## Short task
Please give the listing again in its entirety, exactly as written.

== Recorded data

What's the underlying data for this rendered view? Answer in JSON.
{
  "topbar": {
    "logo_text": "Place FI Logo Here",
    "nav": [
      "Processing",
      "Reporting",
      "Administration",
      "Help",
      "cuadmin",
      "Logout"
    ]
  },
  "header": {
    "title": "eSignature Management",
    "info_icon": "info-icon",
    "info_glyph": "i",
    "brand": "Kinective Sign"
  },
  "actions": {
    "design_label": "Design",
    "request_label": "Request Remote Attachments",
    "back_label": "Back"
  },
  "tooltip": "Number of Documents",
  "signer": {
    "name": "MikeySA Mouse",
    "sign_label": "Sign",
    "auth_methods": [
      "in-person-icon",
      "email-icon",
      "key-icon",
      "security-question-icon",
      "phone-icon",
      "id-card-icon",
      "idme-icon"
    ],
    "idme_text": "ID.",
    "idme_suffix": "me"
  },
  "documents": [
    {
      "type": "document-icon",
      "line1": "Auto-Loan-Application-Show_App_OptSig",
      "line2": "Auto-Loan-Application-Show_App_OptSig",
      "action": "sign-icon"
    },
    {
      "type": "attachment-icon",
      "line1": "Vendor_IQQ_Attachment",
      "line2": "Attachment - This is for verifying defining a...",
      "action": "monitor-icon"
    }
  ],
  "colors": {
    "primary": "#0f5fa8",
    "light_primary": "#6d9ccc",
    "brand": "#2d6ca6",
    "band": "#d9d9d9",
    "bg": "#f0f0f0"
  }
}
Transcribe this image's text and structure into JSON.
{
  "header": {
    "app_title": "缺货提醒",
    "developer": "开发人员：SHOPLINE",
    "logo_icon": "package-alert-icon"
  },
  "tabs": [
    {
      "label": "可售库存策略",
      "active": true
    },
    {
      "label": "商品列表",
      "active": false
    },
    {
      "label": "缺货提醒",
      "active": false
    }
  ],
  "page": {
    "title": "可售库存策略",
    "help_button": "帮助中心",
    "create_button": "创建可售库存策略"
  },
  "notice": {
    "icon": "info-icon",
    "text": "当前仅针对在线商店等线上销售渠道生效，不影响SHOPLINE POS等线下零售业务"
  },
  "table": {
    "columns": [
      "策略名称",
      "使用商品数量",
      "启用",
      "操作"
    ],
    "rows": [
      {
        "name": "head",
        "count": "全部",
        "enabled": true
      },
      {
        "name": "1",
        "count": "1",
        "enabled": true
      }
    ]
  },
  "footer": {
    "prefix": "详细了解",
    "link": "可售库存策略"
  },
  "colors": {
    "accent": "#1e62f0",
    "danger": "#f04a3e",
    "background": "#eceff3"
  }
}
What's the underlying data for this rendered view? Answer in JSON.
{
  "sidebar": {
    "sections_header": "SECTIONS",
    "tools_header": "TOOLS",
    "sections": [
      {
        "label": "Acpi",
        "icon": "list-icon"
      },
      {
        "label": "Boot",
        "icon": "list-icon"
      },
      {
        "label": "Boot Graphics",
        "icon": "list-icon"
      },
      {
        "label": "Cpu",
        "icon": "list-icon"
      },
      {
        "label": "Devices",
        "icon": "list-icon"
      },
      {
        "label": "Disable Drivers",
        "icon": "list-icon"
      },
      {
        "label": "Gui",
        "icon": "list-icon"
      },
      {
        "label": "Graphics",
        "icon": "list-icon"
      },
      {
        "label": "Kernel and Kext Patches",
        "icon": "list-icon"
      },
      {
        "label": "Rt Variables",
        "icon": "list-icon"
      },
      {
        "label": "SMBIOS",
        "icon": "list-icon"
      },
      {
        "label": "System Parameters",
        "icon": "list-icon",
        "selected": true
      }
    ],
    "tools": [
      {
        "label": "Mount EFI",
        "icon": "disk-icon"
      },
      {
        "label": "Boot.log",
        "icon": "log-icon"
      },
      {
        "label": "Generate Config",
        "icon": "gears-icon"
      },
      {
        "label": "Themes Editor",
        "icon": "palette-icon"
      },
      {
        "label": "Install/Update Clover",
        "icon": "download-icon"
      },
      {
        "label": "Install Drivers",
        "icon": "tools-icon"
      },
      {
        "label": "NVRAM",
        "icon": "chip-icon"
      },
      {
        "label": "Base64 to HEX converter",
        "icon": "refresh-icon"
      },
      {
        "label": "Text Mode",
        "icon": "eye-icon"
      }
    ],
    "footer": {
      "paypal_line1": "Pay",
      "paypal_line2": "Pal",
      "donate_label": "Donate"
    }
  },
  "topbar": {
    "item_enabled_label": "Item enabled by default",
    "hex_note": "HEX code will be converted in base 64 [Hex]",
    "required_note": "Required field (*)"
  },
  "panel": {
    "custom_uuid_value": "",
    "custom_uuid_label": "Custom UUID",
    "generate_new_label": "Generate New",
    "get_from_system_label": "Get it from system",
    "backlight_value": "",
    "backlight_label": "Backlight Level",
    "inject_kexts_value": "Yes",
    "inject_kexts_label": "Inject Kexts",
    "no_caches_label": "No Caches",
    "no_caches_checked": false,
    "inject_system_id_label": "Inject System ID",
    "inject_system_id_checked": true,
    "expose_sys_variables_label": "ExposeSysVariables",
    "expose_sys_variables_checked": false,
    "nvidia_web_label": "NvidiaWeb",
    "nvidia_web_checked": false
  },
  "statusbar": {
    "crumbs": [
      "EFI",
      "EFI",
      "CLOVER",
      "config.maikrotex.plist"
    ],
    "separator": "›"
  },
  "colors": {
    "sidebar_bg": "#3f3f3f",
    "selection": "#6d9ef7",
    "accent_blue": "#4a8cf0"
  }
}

====

## Complete output
What's the underlying data for this rendered view? Answer in JSON.
{
  "topbar": {
    "logo_text": "Place FI Logo Here",
    "nav": [
      "Processing",
      "Reporting",
      "Administration",
      "Help",
      "cuadmin",
      "Logout"
    ]
  },
  "header": {
    "title": "eSignature Management",
    "info_icon": "info-icon",
    "info_glyph": "i",
    "brand": "Kinective Sign"
  },
  "actions": {
    "design_label": "Design",
    "request_label": "Request Remote Attachments",
    "back_label": "Back"
  },
  "tooltip": "Number of Documents",
  "signer": {
    "name": "MikeySA Mouse",
    "sign_label": "Sign",
    "auth_methods": [
      "in-person-icon",
      "email-icon",
      "key-icon",
      "security-question-icon",
      "phone-icon",
      "id-card-icon",
      "idme-icon"
    ],
    "idme_text": "ID.",
    "idme_suffix": "me"
  },
  "documents": [
    {
      "type": "document-icon",
      "line1": "Auto-Loan-Application-Show_App_OptSig",
      "line2": "Auto-Loan-Application-Show_App_OptSig",
      "action": "sign-icon"
    },
    {
      "type": "attachment-icon",
      "line1": "Vendor_IQQ_Attachment",
      "line2": "Attachment - This is for verifying defining a...",
      "action": "monitor-icon"
    }
  ],
  "colors": {
    "primary": "#0f5fa8",
    "light_primary": "#6d9ccc",
    "brand": "#2d6ca6",
    "band": "#d9d9d9",
    "bg": "#f0f0f0"
  }
}
Transcribe this image's text and structure into JSON.
{
  "header": {
    "app_title": "缺货提醒",
    "developer": "开发人员：SHOPLINE",
    "logo_icon": "package-alert-icon"
  },
  "tabs": [
    {
      "label": "可售库存策略",
      "active": true
    },
    {
      "label": "商品列表",
      "active": false
    },
    {
      "label": "缺货提醒",
      "active": false
    }
  ],
  "page": {
    "title": "可售库存策略",
    "help_button": "帮助中心",
    "create_button": "创建可售库存策略"
  },
  "notice": {
    "icon": "info-icon",
    "text": "当前仅针对在线商店等线上销售渠道生效，不影响SHOPLINE POS等线下零售业务"
  },
  "table": {
    "columns": [
      "策略名称",
      "使用商品数量",
      "启用",
      "操作"
    ],
    "rows": [
      {
        "name": "head",
        "count": "全部",
        "enabled": true
      },
      {
        "name": "1",
        "count": "1",
        "enabled": true
      }
    ]
  },
  "footer": {
    "prefix": "详细了解",
    "link": "可售库存策略"
  },
  "colors": {
    "accent": "#1e62f0",
    "danger": "#f04a3e",
    "background": "#eceff3"
  }
}
What's the underlying data for this rendered view? Answer in JSON.
{
  "sidebar": {
    "sections_header": "SECTIONS",
    "tools_header": "TOOLS",
    "sections": [
      {
        "label": "Acpi",
        "icon": "list-icon"
      },
      {
        "label": "Boot",
        "icon": "list-icon"
      },
      {
        "label": "Boot Graphics",
        "icon": "list-icon"
      },
      {
        "label": "Cpu",
        "icon": "list-icon"
      },
      {
        "label": "Devices",
        "icon": "list-icon"
      },
      {
        "label": "Disable Drivers",
        "icon": "list-icon"
      },
      {
        "label": "Gui",
        "icon": "list-icon"
      },
      {
        "label": "Graphics",
        "icon": "list-icon"
      },
      {
        "label": "Kernel and Kext Patches",
        "icon": "list-icon"
      },
      {
        "label": "Rt Variables",
        "icon": "list-icon"
      },
      {
        "label": "SMBIOS",
        "icon": "list-icon"
      },
      {
        "label": "System Parameters",
        "icon": "list-icon",
        "selected": true
      }
    ],
    "tools": [
      {
        "label": "Mount EFI",
        "icon": "disk-icon"
      },
      {
        "label": "Boot.log",
        "icon": "log-icon"
      },
      {
        "label": "Generate Config",
        "icon": "gears-icon"
      },
      {
        "label": "Themes Editor",
        "icon": "palette-icon"
      },
      {
        "label": "Install/Update Clover",
        "icon": "download-icon"
      },
      {
        "label": "Install Drivers",
        "icon": "tools-icon"
      },
      {
        "label": "NVRAM",
        "icon": "chip-icon"
      },
      {
        "label": "Base64 to HEX converter",
        "icon": "refresh-icon"
      },
      {
        "label": "Text Mode",
        "icon": "eye-icon"
      }
    ],
    "footer": {
      "paypal_line1": "Pay",
      "paypal_line2": "Pal",
      "donate_label": "Donate"
    }
  },
  "topbar": {
    "item_enabled_label": "Item enabled by default",
    "hex_note": "HEX code will be converted in base 64 [Hex]",
    "required_note": "Required field (*)"
  },
  "panel": {
    "custom_uuid_value": "",
    "custom_uuid_label": "Custom UUID",
    "generate_new_label": "Generate New",
    "get_from_system_label": "Get it from system",
    "backlight_value": "",
    "backlight_label": "Backlight Level",
    "inject_kexts_value": "Yes",
    "inject_kexts_label": "Inject Kexts",
    "no_caches_label": "No Caches",
    "no_caches_checked": false,
    "inject_system_id_label": "Inject System ID",
    "inject_system_id_checked": true,
    "expose_sys_variables_label": "ExposeSysVariables",
    "expose_sys_variables_checked": false,
    "nvidia_web_label": "NvidiaWeb",
    "nvidia_web_checked": false
  },
  "statusbar": {
    "crumbs": [
      "EFI",
      "EFI",
      "CLOVER",
      "config.maikrotex.plist"
    ],
    "separator": "›"
  },
  "colors": {
    "sidebar_bg": "#3f3f3f",
    "selection": "#6d9ef7",
    "accent_blue": "#4a8cf0"
  }
}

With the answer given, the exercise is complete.